§ Zur Aufgabe:
Wie könnte der folgende Text über die Wirtschaft eines Landes mit 5,2 Millionen Einwohnern weitergehen? Führe ihn im Anschluss an seinen letzten Satz fort.

§ Text:
Bis auf die Höhe der Schulden des öffentlichen Sektors erfüllt
das Land mit seinen 5,2 Millionen Einwohnern die Konvergenzkriterien. So heißt
es abwarten, schauen, ob sich die Währungsunion für Geschäfte bewährt,
um zum richtigen Zeitpunkt erneut ein Referendum anzuberaumen. Der Grundstein für
den ökonomischen Erfolg ist durch die geradezu familiäre Beziehung,
eine partnerschaftliche Idylle, wie die NZZ (vom 5.2.1997) bemerkt,
zwischen Gewerkschaften und Kapital gelegt. Der Staat hält sich
weitestgehend aus dieser Beziehung heraus und dementsprechend sind
wenig institutionelle Regulationsmechanismen vorhanden. So haben die
Tarifpartner lediglich einen Minimallohn vertraglich fixiert, in 80% aller Fälle
werden die Löhne auf betrieblicher Ebene vereinbart.
18. April 1997
7 Innerhalb eines Staates werden derartige
Unterschiede in der Regel leichter ertragen. Die Forcierung von Nationalismus,
der Idee des einig Vaterland, rechtfertigt so manches Opfer.
8 Vgl. Sylvia Pintarits; Macht, Demokratie und Regionen
in Europa; Marburg 1996; S. 174
9 Nach dem Wochenbericht des Deutschen Instituts für
Wirtschaftsforschung 38/95 rangiert Westdeutschland auf dem 5. Rang hinter
Frankreich (1.), Belgien, USA, und den Niederlanden während Griechenland
noch hinter Portugal der Verlierer ist. Laut dem Jahreswirtschaftsbericht 1995
der Europäischen Kommission ist Westdeutschland sogar Vize hinter Dänemark,
hier ist allerdings Portugal letzter.

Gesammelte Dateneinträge
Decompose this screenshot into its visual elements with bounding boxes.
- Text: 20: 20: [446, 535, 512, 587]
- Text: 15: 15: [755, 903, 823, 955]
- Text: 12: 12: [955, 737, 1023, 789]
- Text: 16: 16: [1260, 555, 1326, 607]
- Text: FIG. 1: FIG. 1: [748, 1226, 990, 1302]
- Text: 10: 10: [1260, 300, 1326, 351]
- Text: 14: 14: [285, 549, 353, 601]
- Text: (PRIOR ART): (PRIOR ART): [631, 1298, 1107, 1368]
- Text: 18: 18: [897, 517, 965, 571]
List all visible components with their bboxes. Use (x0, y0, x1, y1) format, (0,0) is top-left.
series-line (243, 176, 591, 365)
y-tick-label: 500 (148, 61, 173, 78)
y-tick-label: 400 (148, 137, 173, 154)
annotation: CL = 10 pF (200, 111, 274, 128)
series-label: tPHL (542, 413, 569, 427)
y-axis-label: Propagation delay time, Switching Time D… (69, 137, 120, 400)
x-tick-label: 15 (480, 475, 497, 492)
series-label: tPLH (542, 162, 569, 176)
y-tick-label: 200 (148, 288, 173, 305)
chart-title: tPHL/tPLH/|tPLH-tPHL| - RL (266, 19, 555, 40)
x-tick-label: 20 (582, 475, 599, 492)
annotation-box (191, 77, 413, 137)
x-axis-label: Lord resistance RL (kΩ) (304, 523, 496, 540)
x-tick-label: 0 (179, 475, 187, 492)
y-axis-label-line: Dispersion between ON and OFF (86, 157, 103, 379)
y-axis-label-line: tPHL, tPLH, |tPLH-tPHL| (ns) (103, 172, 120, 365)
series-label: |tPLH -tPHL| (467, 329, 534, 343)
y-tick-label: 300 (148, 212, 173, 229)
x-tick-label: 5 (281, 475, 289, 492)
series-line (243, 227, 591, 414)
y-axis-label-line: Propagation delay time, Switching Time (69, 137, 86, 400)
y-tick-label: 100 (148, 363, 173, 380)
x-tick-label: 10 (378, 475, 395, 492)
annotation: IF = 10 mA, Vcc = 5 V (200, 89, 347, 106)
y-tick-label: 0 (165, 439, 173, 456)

§ Antwortfeld:
10 Noch ein Beispiel für Standortkonkurrenz:
!993 sollte das französische Werk des Staubsaugerherstellers Hoover
geschlossen und das Werk nach Schottland verlagert werden. 650 französische
Arbeitsplätze waren bedroht. Die französischen Gewerkschaften
forderten von der sozialistischen Fraktion im Europaparlament, für eine Harmonisierung
der Sozialstandards zu sorgen. Die schottischen Gewerkschaften hatten nämlich
für die ersten zwei Beschäftigungsjahre auf Krankenversicherungs- und
Rentenansprüche verzichtet, akzeptierten eine Einschränkung des
Streikrechtes und eine flexible Arbeitszeitregelung.
11 Elmar Altvater und Birgit Mahnkopf: Gewerkschaften
vor der europäischen Herausforderung; Münster 1993; Seite 157
12 42% der Briten sind für einen Verbleib in der
EU, 38% würden dafür plädieren, die EU zu verlassen; nur 26% der
Befragten sind für die Einführung des Euro. Der Auftraggeber dieser
Umfrage war allerdings der europakritische Daily Telegraph. NZZ vom
11.1.1997
13 Während in den vergangenen zwanzig Jahren
in Großbritannien die Zahl der Beschäftigten in einheimischen
Unternehmen um die Hälfte gesunken ist (auf 3,8 Millionen im Jahr 1995),
stieg die Zahl der Arbeitsplätze in ausländischen Betrieben um 30
Prozent. Le Monde Diplomatique vom 6.2.1997
14 12% der arbeitenden Bevölkerung erhält
keinen bezahlten Urlaub; 22% der Menschen mit einem Ganztagsjob arbeiten mehr
als 48 Stunden in der Woche. Ebd.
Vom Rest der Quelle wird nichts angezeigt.